* Records for this task:
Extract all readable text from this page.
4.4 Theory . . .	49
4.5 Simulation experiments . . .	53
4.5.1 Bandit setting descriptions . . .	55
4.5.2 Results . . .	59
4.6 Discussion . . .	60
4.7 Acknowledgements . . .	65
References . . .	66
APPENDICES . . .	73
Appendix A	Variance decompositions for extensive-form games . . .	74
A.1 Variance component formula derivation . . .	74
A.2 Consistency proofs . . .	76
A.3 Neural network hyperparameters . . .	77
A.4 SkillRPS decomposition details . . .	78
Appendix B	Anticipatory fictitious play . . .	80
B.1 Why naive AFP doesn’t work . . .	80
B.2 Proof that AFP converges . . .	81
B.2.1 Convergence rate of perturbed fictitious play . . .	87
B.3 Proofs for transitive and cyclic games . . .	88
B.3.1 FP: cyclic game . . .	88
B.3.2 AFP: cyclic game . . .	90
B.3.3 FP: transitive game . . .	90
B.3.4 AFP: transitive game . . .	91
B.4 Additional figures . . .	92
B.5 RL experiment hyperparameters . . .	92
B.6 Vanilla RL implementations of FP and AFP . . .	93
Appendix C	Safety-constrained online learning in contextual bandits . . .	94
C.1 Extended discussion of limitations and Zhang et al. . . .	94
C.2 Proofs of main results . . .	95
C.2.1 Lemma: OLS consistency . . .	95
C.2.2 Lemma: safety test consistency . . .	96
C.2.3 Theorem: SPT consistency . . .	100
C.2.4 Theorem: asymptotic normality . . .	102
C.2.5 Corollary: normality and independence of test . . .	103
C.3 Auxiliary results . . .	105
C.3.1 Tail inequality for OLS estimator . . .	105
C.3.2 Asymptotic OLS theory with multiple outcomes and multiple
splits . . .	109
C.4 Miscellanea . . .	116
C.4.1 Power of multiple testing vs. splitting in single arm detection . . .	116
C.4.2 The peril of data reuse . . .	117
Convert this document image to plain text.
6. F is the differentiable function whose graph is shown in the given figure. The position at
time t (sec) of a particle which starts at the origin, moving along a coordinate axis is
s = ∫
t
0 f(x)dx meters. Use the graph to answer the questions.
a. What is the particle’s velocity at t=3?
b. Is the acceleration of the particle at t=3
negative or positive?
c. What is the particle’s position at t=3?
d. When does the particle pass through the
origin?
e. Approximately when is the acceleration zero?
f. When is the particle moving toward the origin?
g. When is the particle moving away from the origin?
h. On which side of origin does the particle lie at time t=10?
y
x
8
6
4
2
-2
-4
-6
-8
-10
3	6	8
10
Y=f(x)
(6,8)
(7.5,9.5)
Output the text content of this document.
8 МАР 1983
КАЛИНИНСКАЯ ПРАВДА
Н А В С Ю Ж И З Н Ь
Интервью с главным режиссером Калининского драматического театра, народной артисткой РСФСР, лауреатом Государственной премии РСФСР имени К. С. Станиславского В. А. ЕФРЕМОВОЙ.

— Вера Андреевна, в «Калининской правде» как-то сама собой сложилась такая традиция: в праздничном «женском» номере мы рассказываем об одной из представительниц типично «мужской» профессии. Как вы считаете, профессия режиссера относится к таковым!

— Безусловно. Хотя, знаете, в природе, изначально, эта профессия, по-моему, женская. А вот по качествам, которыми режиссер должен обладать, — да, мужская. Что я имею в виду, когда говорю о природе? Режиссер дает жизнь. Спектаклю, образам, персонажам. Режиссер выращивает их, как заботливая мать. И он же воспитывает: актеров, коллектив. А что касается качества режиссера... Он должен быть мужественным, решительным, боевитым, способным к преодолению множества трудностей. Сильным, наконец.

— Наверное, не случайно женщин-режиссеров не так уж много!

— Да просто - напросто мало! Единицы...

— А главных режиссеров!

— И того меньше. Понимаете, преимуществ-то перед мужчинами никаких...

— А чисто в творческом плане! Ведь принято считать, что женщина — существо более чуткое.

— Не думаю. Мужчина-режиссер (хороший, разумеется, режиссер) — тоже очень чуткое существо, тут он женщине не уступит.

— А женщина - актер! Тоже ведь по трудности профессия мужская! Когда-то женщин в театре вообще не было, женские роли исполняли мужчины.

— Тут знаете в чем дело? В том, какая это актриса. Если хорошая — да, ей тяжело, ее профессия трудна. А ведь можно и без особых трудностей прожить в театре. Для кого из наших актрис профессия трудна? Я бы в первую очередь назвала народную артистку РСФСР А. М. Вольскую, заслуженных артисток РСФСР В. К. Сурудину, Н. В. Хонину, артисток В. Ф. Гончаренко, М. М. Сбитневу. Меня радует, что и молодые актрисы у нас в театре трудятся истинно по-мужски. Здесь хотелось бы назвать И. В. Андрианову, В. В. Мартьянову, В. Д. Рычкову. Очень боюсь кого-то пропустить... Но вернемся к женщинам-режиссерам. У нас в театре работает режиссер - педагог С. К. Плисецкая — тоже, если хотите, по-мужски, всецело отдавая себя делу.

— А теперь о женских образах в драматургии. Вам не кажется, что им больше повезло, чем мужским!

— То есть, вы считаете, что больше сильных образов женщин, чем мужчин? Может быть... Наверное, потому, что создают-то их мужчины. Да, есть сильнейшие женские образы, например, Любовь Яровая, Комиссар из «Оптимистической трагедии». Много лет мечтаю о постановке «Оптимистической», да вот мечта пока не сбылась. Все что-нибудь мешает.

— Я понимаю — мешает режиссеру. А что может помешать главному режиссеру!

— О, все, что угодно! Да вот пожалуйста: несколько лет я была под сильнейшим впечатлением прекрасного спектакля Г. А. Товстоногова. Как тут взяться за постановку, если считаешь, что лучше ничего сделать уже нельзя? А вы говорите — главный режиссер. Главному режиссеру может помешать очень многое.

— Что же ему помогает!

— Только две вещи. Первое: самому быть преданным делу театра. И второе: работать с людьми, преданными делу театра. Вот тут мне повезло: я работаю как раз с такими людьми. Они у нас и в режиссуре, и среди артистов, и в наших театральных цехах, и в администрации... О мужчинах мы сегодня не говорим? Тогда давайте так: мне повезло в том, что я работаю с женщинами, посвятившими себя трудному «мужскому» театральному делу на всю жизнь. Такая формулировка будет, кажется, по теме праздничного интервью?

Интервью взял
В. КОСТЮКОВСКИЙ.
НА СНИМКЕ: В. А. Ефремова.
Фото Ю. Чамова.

* Short task:
Identify and copy lines that hold the string "multiple".

* Answer to the task:
C.3.2 Asymptotic OLS theory with multiple outcomes and multiple
C.4.1 Power of multiple testing vs. splitting in single arm detection . . .	116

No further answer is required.